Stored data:
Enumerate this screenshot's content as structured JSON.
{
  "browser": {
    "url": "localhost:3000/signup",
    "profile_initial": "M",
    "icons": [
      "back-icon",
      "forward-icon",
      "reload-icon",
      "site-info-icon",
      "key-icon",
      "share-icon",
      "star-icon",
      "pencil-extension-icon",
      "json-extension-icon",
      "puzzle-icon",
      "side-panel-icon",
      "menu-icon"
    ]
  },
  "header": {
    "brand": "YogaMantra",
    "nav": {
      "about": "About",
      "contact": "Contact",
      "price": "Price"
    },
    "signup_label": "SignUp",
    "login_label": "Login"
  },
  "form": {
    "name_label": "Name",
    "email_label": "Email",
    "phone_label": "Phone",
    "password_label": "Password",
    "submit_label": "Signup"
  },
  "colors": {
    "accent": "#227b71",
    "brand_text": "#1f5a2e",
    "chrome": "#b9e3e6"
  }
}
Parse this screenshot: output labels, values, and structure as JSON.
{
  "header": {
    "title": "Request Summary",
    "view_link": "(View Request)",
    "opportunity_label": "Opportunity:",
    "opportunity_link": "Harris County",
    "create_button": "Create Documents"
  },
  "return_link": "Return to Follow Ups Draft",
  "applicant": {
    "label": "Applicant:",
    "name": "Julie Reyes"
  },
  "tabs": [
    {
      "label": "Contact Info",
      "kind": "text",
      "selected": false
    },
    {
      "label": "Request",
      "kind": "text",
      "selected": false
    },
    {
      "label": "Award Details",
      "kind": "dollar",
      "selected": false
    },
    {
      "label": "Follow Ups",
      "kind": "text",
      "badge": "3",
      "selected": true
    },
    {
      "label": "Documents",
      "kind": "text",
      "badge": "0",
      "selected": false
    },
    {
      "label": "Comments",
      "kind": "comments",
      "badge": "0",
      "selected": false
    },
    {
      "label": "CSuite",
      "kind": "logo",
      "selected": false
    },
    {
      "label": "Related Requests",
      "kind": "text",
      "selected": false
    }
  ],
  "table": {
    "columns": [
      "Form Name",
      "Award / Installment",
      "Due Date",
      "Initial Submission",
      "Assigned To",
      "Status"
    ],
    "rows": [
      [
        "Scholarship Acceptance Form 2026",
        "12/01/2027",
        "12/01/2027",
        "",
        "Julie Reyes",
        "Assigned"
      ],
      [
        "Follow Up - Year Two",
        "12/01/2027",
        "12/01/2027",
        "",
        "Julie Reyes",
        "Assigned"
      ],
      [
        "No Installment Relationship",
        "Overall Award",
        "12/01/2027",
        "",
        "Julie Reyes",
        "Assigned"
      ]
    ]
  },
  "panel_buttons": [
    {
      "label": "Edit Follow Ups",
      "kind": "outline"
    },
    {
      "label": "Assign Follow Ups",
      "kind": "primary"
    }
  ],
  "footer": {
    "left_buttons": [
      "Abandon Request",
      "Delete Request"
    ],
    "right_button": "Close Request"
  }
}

# Your goal
Repeat every line of the material exactly as given.

# Exercise output
Enumerate this screenshot's content as structured JSON.
{
  "browser": {
    "url": "localhost:3000/signup",
    "profile_initial": "M",
    "icons": [
      "back-icon",
      "forward-icon",
      "reload-icon",
      "site-info-icon",
      "key-icon",
      "share-icon",
      "star-icon",
      "pencil-extension-icon",
      "json-extension-icon",
      "puzzle-icon",
      "side-panel-icon",
      "menu-icon"
    ]
  },
  "header": {
    "brand": "YogaMantra",
    "nav": {
      "about": "About",
      "contact": "Contact",
      "price": "Price"
    },
    "signup_label": "SignUp",
    "login_label": "Login"
  },
  "form": {
    "name_label": "Name",
    "email_label": "Email",
    "phone_label": "Phone",
    "password_label": "Password",
    "submit_label": "Signup"
  },
  "colors": {
    "accent": "#227b71",
    "brand_text": "#1f5a2e",
    "chrome": "#b9e3e6"
  }
}
Parse this screenshot: output labels, values, and structure as JSON.
{
  "header": {
    "title": "Request Summary",
    "view_link": "(View Request)",
    "opportunity_label": "Opportunity:",
    "opportunity_link": "Harris County",
    "create_button": "Create Documents"
  },
  "return_link": "Return to Follow Ups Draft",
  "applicant": {
    "label": "Applicant:",
    "name": "Julie Reyes"
  },
  "tabs": [
    {
      "label": "Contact Info",
      "kind": "text",
      "selected": false
    },
    {
      "label": "Request",
      "kind": "text",
      "selected": false
    },
    {
      "label": "Award Details",
      "kind": "dollar",
      "selected": false
    },
    {
      "label": "Follow Ups",
      "kind": "text",
      "badge": "3",
      "selected": true
    },
    {
      "label": "Documents",
      "kind": "text",
      "badge": "0",
      "selected": false
    },
    {
      "label": "Comments",
      "kind": "comments",
      "badge": "0",
      "selected": false
    },
    {
      "label": "CSuite",
      "kind": "logo",
      "selected": false
    },
    {
      "label": "Related Requests",
      "kind": "text",
      "selected": false
    }
  ],
  "table": {
    "columns": [
      "Form Name",
      "Award / Installment",
      "Due Date",
      "Initial Submission",
      "Assigned To",
      "Status"
    ],
    "rows": [
      [
        "Scholarship Acceptance Form 2026",
        "12/01/2027",
        "12/01/2027",
        "",
        "Julie Reyes",
        "Assigned"
      ],
      [
        "Follow Up - Year Two",
        "12/01/2027",
        "12/01/2027",
        "",
        "Julie Reyes",
        "Assigned"
      ],
      [
        "No Installment Relationship",
        "Overall Award",
        "12/01/2027",
        "",
        "Julie Reyes",
        "Assigned"
      ]
    ]
  },
  "panel_buttons": [
    {
      "label": "Edit Follow Ups",
      "kind": "outline"
    },
    {
      "label": "Assign Follow Ups",
      "kind": "primary"
    }
  ],
  "footer": {
    "left_buttons": [
      "Abandon Request",
      "Delete Request"
    ],
    "right_button": "Close Request"
  }
}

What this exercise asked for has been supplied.